▸ TASK INSTRUCTIONS
Output every record word for word.

-=-=-=-=-

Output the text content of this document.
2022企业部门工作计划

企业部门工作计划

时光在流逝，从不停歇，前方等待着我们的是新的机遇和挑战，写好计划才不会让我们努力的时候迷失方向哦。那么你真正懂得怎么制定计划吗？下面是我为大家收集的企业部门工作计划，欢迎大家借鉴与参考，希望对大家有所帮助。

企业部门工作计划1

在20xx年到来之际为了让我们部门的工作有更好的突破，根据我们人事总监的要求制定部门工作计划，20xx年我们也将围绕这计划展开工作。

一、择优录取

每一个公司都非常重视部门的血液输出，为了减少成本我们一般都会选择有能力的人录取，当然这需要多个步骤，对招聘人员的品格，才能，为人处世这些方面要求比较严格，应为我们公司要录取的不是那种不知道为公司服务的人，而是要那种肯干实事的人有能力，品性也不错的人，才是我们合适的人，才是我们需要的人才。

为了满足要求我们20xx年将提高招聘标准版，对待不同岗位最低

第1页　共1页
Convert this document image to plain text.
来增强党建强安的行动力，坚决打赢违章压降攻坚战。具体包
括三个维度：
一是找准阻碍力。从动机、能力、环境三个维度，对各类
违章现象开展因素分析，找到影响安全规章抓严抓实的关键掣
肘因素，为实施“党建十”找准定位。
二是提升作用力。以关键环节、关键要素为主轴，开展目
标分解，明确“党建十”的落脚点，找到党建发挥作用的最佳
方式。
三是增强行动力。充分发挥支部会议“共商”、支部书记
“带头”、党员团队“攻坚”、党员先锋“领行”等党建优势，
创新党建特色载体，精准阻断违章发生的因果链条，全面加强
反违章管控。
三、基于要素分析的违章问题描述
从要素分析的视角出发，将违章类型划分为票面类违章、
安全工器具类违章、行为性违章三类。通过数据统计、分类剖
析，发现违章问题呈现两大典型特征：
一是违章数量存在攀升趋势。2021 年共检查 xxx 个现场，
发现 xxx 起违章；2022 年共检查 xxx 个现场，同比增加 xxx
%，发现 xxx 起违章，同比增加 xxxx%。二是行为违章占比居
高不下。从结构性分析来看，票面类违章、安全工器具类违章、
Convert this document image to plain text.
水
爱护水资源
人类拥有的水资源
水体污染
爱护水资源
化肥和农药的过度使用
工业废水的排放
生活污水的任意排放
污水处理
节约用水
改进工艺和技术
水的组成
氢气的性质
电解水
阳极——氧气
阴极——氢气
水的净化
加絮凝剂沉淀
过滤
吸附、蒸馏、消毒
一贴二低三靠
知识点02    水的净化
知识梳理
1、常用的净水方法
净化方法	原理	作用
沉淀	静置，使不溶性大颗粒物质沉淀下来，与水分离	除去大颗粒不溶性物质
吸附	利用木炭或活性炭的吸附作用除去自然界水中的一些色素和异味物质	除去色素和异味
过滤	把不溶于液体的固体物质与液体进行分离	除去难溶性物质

-=-=-=-=-

▸ FINAL RESULT
Output the text content of this document.
2022企业部门工作计划

企业部门工作计划

时光在流逝，从不停歇，前方等待着我们的是新的机遇和挑战，写好计划才不会让我们努力的时候迷失方向哦。那么你真正懂得怎么制定计划吗？下面是我为大家收集的企业部门工作计划，欢迎大家借鉴与参考，希望对大家有所帮助。

企业部门工作计划1

在20xx年到来之际为了让我们部门的工作有更好的突破，根据我们人事总监的要求制定部门工作计划，20xx年我们也将围绕这计划展开工作。

一、择优录取

每一个公司都非常重视部门的血液输出，为了减少成本我们一般都会选择有能力的人录取，当然这需要多个步骤，对招聘人员的品格，才能，为人处世这些方面要求比较严格，应为我们公司要录取的不是那种不知道为公司服务的人，而是要那种肯干实事的人有能力，品性也不错的人，才是我们合适的人，才是我们需要的人才。

为了满足要求我们20xx年将提高招聘标准版，对待不同岗位最低

第1页　共1页
Convert this document image to plain text.
来增强党建强安的行动力，坚决打赢违章压降攻坚战。具体包
括三个维度：
一是找准阻碍力。从动机、能力、环境三个维度，对各类
违章现象开展因素分析，找到影响安全规章抓严抓实的关键掣
肘因素，为实施“党建十”找准定位。
二是提升作用力。以关键环节、关键要素为主轴，开展目
标分解，明确“党建十”的落脚点，找到党建发挥作用的最佳
方式。
三是增强行动力。充分发挥支部会议“共商”、支部书记
“带头”、党员团队“攻坚”、党员先锋“领行”等党建优势，
创新党建特色载体，精准阻断违章发生的因果链条，全面加强
反违章管控。
三、基于要素分析的违章问题描述
从要素分析的视角出发，将违章类型划分为票面类违章、
安全工器具类违章、行为性违章三类。通过数据统计、分类剖
析，发现违章问题呈现两大典型特征：
一是违章数量存在攀升趋势。2021 年共检查 xxx 个现场，
发现 xxx 起违章；2022 年共检查 xxx 个现场，同比增加 xxx
%，发现 xxx 起违章，同比增加 xxxx%。二是行为违章占比居
高不下。从结构性分析来看，票面类违章、安全工器具类违章、
Convert this document image to plain text.
水
爱护水资源
人类拥有的水资源
水体污染
爱护水资源
化肥和农药的过度使用
工业废水的排放
生活污水的任意排放
污水处理
节约用水
改进工艺和技术
水的组成
氢气的性质
电解水
阳极——氧气
阴极——氢气
水的净化
加絮凝剂沉淀
过滤
吸附、蒸馏、消毒
一贴二低三靠
知识点02    水的净化
知识梳理
1、常用的净水方法
净化方法	原理	作用
沉淀	静置，使不溶性大颗粒物质沉淀下来，与水分离	除去大颗粒不溶性物质
吸附	利用木炭或活性炭的吸附作用除去自然界水中的一些色素和异味物质	除去色素和异味
过滤	把不溶于液体的固体物质与液体进行分离	除去难溶性物质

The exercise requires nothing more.